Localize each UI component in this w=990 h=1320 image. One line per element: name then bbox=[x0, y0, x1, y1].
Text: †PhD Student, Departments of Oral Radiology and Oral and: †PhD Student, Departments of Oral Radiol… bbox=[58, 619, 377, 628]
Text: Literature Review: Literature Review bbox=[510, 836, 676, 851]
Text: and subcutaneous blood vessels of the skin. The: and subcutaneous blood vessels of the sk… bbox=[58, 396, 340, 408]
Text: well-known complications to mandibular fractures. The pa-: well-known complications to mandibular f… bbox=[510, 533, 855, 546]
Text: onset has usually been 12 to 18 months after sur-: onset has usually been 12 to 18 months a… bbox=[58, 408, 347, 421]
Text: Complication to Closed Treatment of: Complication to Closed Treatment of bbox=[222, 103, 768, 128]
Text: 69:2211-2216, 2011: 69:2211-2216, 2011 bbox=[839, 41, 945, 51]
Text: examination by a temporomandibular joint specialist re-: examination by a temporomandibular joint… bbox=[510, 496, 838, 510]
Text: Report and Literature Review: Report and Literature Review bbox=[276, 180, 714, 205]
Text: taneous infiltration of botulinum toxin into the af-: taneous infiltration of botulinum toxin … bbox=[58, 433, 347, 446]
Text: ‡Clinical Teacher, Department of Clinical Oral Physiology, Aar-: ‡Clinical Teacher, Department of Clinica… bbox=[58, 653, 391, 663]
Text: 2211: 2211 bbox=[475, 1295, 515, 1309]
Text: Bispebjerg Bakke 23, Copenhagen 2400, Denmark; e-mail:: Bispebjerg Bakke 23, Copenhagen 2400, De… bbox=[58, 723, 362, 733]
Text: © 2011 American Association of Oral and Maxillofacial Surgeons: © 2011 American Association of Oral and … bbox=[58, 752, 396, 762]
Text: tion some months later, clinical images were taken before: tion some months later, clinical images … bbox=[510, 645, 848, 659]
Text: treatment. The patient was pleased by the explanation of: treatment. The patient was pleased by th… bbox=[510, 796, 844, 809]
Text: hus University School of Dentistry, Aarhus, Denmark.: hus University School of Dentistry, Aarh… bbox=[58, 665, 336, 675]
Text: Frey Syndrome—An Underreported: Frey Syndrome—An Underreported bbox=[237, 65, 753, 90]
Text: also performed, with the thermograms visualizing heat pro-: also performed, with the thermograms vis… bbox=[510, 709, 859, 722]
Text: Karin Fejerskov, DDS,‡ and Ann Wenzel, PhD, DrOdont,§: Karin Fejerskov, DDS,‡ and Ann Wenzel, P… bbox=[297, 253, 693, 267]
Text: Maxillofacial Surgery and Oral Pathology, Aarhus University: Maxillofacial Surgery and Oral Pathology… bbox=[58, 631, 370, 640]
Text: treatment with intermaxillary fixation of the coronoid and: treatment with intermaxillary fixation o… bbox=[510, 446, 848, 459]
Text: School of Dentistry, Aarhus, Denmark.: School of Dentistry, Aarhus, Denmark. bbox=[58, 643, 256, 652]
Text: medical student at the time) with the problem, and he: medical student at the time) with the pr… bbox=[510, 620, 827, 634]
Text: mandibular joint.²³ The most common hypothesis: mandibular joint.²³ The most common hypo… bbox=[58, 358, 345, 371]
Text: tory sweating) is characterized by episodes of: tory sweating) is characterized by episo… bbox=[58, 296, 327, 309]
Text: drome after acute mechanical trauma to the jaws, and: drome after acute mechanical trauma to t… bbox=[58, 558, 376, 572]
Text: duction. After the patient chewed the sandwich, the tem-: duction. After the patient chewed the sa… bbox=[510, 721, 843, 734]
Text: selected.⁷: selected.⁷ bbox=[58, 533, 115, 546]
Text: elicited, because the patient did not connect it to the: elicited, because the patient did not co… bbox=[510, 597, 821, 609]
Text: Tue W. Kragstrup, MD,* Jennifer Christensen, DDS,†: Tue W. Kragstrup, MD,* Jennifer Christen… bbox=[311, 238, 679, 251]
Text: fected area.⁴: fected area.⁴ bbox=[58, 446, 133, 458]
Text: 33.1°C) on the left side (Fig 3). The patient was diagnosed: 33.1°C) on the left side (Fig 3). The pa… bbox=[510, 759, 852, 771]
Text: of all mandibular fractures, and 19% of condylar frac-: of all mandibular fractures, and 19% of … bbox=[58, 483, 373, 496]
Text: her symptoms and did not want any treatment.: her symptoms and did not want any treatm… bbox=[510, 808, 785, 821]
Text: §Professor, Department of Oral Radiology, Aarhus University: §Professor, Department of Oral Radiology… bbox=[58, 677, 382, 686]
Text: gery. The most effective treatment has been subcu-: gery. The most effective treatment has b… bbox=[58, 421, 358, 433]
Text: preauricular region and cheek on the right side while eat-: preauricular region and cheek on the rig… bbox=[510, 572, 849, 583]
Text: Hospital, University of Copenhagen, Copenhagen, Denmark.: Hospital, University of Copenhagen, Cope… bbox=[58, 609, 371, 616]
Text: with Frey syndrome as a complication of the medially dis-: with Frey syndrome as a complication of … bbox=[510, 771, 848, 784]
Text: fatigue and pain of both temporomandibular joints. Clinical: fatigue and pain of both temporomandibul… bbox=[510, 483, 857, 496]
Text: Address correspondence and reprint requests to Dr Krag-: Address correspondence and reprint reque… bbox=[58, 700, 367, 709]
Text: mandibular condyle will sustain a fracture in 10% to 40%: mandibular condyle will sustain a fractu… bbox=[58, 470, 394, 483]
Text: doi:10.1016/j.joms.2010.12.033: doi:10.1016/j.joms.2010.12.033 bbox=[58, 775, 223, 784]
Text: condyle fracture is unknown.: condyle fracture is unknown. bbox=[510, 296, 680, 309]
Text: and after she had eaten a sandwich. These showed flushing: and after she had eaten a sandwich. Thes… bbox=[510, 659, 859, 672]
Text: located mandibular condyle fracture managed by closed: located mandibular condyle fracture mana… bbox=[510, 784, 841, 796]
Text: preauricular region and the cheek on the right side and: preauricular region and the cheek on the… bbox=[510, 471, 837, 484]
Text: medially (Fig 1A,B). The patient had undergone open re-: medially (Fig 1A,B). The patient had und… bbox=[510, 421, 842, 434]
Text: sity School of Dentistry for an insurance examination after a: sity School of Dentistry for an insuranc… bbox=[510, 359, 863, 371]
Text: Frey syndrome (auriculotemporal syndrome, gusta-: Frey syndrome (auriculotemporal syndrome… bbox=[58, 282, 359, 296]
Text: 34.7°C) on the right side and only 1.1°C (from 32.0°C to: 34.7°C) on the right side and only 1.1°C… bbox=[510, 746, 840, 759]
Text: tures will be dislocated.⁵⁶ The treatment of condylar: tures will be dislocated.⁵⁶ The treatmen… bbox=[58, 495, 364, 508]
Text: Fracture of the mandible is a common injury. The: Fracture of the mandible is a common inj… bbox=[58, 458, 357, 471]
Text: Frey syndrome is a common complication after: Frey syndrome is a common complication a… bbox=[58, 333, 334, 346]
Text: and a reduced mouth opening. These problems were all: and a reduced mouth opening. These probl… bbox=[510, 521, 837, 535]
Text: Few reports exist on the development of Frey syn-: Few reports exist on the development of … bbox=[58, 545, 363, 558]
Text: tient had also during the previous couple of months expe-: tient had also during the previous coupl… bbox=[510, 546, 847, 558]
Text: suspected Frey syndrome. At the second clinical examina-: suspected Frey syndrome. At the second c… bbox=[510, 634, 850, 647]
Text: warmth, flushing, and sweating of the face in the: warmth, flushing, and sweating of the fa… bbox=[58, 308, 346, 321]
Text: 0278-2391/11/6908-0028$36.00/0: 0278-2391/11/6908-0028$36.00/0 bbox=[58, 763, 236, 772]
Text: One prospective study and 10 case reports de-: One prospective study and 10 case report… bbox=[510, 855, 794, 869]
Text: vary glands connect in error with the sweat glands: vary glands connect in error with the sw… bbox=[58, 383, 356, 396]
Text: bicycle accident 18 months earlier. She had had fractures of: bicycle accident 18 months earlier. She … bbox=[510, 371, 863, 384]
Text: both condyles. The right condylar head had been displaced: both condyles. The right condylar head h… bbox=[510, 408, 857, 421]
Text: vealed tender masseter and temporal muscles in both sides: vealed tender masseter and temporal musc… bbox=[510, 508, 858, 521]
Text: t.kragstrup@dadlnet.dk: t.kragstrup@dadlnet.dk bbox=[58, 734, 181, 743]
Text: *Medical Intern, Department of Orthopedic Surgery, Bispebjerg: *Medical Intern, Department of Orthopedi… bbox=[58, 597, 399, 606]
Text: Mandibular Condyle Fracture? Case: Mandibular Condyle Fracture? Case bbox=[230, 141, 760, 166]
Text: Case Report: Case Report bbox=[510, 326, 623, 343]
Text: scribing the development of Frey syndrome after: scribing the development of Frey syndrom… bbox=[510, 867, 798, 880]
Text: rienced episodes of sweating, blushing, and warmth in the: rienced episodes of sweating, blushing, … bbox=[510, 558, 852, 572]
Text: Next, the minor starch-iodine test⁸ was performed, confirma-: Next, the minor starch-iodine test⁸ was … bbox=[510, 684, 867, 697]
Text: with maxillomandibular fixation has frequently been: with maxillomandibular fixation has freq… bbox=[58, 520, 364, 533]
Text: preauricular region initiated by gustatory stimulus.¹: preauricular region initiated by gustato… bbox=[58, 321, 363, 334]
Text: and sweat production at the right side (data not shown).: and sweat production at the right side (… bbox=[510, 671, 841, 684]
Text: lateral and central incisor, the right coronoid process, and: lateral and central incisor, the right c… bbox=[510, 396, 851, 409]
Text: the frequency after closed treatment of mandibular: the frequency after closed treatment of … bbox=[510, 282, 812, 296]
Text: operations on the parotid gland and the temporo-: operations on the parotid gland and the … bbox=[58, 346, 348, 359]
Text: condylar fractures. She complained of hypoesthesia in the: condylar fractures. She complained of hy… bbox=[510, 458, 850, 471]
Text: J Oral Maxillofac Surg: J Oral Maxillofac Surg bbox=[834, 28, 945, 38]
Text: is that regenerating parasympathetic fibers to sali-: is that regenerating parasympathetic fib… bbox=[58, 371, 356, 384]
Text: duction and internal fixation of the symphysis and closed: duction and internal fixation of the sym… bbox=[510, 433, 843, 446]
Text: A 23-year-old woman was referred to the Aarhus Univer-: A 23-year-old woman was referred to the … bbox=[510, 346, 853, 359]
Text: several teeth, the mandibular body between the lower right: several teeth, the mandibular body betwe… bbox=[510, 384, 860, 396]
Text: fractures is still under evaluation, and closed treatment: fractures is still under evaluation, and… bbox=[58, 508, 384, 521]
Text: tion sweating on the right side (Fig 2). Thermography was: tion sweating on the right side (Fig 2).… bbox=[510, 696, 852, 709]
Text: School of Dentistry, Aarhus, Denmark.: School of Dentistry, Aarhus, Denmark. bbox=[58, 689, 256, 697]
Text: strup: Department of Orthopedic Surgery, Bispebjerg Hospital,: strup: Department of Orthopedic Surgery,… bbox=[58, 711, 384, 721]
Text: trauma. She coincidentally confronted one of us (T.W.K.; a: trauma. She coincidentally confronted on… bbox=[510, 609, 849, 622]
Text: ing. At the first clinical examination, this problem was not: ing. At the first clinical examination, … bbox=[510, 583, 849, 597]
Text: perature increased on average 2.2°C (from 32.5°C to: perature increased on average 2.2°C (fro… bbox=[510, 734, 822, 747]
_ _ _
THE TASK: Among the lines above, find those with the word "patient". Copy them.

REPLY TO THE TASK:
Text: treatment. The patient was pleased by the explanation of: treatment. The patient was pleased by th… bbox=[510, 796, 844, 809]
Text: duction. After the patient chewed the sandwich, the tem-: duction. After the patient chewed the sa… bbox=[510, 721, 843, 734]
Text: elicited, because the patient did not connect it to the: elicited, because the patient did not co… bbox=[510, 597, 821, 609]
Text: 33.1°C) on the left side (Fig 3). The patient was diagnosed: 33.1°C) on the left side (Fig 3). The pa… bbox=[510, 759, 852, 771]
Text: medially (Fig 1A,B). The patient had undergone open re-: medially (Fig 1A,B). The patient had und… bbox=[510, 421, 842, 434]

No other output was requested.